> _Directive_
Search the records below for the word "title" and show every line where it occurs.

> _Extracted records_
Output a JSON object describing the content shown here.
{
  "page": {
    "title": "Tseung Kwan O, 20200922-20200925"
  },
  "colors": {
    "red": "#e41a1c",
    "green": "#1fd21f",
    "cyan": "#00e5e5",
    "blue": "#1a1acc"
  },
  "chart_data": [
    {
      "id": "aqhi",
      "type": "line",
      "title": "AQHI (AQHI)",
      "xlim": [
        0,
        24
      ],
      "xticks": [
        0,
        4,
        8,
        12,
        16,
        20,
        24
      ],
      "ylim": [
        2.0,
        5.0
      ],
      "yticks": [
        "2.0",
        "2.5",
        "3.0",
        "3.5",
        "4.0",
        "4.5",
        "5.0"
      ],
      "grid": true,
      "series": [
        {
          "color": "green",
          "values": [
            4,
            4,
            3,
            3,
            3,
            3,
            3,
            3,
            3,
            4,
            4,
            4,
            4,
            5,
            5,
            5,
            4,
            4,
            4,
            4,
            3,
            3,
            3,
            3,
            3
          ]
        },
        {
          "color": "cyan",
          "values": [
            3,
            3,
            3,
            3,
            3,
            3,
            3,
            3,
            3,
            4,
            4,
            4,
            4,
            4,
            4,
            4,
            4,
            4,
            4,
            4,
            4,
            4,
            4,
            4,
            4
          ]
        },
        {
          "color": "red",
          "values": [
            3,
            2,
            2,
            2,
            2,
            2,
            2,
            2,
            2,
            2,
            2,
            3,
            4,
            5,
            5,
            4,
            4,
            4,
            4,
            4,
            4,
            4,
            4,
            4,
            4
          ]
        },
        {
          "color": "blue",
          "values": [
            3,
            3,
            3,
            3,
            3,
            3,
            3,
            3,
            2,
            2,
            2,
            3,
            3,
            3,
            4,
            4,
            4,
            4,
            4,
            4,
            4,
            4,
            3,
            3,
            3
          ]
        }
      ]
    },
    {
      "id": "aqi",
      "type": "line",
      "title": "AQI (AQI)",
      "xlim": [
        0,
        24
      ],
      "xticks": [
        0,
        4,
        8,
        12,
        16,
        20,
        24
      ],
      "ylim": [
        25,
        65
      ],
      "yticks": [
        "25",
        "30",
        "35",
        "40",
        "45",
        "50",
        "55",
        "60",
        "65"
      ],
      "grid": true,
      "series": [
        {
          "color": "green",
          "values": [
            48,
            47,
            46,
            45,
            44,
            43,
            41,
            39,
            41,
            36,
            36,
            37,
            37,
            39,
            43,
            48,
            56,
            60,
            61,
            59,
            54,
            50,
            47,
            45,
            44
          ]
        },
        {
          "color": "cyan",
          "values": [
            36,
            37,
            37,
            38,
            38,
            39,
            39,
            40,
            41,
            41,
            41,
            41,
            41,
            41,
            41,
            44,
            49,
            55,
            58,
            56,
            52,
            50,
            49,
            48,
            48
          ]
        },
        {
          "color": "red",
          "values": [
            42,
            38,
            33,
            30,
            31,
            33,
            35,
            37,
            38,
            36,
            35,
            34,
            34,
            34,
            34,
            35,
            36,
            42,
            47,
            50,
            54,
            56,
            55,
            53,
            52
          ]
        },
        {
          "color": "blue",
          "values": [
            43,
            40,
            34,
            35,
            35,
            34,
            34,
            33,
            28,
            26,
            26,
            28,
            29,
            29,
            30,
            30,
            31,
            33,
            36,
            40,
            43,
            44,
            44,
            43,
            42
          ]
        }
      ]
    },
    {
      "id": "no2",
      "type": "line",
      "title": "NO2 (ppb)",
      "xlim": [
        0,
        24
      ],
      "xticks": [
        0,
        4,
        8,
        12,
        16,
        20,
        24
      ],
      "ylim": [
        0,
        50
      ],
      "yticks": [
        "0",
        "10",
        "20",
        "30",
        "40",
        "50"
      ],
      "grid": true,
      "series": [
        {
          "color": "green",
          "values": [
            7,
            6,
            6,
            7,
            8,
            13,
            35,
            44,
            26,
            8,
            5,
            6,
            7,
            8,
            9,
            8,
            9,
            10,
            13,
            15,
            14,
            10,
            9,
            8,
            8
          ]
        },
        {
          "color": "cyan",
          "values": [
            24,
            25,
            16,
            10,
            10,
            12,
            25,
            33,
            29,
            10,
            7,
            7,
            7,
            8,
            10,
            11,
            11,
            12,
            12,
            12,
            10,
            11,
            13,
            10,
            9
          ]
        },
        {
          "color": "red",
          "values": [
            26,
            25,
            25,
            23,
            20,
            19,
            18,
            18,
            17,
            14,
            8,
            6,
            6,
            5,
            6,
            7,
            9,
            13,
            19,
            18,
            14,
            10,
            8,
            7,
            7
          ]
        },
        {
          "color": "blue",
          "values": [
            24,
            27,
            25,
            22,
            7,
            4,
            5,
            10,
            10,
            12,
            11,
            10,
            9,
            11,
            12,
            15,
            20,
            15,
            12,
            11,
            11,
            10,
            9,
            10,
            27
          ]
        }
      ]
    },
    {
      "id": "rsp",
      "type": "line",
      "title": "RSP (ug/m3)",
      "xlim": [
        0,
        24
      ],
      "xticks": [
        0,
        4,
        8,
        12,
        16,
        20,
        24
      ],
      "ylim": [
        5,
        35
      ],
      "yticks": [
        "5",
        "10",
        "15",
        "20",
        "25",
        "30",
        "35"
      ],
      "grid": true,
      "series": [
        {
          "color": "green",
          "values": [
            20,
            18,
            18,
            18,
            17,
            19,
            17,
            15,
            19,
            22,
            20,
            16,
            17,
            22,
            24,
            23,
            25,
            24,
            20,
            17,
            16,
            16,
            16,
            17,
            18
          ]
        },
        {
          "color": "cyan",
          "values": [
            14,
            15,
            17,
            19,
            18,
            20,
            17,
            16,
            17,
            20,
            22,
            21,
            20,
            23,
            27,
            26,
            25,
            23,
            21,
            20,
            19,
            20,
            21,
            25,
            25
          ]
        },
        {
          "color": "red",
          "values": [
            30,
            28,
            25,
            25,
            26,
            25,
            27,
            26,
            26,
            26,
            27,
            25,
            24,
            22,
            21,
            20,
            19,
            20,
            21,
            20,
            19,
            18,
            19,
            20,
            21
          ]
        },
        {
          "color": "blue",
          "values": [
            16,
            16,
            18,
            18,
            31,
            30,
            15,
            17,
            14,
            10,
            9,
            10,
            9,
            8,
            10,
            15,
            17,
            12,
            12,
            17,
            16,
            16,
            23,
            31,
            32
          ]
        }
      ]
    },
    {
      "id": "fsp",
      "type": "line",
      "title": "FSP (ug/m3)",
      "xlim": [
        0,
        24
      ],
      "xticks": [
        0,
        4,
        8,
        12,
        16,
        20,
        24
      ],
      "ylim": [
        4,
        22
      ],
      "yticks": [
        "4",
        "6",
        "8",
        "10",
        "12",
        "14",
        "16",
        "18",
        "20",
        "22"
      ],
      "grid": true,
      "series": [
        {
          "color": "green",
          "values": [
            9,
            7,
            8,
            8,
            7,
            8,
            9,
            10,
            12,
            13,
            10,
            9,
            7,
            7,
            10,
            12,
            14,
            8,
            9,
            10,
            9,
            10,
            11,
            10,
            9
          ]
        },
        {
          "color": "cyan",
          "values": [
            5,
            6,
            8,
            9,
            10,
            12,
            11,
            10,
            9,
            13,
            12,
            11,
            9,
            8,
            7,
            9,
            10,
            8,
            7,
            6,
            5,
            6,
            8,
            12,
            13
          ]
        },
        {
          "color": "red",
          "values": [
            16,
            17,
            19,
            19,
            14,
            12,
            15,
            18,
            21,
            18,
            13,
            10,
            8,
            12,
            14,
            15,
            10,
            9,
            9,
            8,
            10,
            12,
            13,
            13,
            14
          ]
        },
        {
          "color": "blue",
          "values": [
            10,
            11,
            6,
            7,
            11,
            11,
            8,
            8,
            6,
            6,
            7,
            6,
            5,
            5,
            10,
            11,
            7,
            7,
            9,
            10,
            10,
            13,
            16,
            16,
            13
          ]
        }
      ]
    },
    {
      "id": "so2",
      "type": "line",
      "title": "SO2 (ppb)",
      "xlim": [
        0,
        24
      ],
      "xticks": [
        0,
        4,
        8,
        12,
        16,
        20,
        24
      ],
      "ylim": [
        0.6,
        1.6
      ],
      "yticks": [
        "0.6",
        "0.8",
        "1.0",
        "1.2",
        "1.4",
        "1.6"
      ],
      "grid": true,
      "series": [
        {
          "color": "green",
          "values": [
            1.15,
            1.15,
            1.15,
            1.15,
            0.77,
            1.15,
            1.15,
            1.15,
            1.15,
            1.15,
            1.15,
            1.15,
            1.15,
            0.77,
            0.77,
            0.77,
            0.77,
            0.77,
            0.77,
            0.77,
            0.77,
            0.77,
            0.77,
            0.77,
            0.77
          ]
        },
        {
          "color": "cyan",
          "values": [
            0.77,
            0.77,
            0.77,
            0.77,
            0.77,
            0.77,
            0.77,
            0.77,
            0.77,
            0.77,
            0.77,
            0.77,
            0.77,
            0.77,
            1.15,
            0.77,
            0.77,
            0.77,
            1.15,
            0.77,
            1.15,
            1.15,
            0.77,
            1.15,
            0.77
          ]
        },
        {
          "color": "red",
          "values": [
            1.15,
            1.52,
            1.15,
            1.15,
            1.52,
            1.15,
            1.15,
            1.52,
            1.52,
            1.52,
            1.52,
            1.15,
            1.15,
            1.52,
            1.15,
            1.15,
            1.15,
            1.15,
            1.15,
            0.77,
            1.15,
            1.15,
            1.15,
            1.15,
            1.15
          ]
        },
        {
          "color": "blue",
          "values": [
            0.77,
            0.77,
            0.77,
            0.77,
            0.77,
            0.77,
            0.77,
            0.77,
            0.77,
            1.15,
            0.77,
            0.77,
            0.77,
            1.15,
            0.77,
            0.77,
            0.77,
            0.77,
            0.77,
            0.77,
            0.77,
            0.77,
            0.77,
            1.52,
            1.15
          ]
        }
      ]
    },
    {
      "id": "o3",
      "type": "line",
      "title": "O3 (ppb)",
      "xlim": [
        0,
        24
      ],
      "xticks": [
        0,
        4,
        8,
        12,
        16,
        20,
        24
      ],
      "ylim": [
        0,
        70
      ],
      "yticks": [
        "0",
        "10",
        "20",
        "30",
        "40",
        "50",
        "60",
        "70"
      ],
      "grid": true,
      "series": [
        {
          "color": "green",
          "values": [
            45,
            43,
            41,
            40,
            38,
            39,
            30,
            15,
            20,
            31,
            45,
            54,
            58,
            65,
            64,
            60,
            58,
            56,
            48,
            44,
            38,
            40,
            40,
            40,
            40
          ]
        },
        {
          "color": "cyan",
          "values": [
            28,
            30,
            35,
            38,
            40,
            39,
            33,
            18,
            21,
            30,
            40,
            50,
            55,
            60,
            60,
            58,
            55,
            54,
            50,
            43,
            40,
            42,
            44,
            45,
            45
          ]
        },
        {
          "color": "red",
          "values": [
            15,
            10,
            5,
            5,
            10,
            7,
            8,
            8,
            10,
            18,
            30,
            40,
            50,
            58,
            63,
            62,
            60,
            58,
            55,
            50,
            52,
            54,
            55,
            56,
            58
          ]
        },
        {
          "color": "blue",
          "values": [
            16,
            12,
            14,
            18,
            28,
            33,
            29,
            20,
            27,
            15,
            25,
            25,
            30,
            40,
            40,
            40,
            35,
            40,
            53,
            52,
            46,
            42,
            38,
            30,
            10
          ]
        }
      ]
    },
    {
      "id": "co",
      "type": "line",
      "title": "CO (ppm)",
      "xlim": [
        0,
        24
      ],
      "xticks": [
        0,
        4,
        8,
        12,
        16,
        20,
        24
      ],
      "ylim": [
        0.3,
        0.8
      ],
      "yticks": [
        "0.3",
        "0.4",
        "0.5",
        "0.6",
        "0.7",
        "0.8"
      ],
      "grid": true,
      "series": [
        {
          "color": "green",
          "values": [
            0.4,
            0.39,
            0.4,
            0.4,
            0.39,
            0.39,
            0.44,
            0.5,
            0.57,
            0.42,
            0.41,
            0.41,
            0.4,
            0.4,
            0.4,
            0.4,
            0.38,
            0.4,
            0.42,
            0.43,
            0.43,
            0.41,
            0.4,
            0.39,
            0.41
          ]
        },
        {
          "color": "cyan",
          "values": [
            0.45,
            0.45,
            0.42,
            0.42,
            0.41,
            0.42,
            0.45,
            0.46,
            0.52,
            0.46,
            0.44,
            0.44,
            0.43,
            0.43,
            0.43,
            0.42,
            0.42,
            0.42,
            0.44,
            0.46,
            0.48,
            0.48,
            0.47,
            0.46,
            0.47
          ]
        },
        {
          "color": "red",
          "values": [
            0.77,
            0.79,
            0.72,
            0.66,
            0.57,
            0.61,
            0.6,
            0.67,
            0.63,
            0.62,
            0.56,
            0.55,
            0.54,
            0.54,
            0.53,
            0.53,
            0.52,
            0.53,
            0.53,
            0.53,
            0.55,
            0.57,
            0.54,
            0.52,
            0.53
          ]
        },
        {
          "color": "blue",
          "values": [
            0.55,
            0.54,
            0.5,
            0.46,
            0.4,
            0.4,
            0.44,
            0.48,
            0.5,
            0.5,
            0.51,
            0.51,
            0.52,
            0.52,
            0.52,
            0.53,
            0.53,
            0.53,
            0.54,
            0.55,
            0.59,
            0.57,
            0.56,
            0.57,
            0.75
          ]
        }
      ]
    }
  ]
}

> _Exercise result_
    "title": "Tseung Kwan O, 20200922-20200925"
      "title": "AQHI (AQHI)",
      "title": "AQI (AQI)",
      "title": "NO2 (ppb)",
      "title": "RSP (ug/m3)",
      "title": "FSP (ug/m3)",
      "title": "SO2 (ppb)",
      "title": "O3 (ppb)",
      "title": "CO (ppm)",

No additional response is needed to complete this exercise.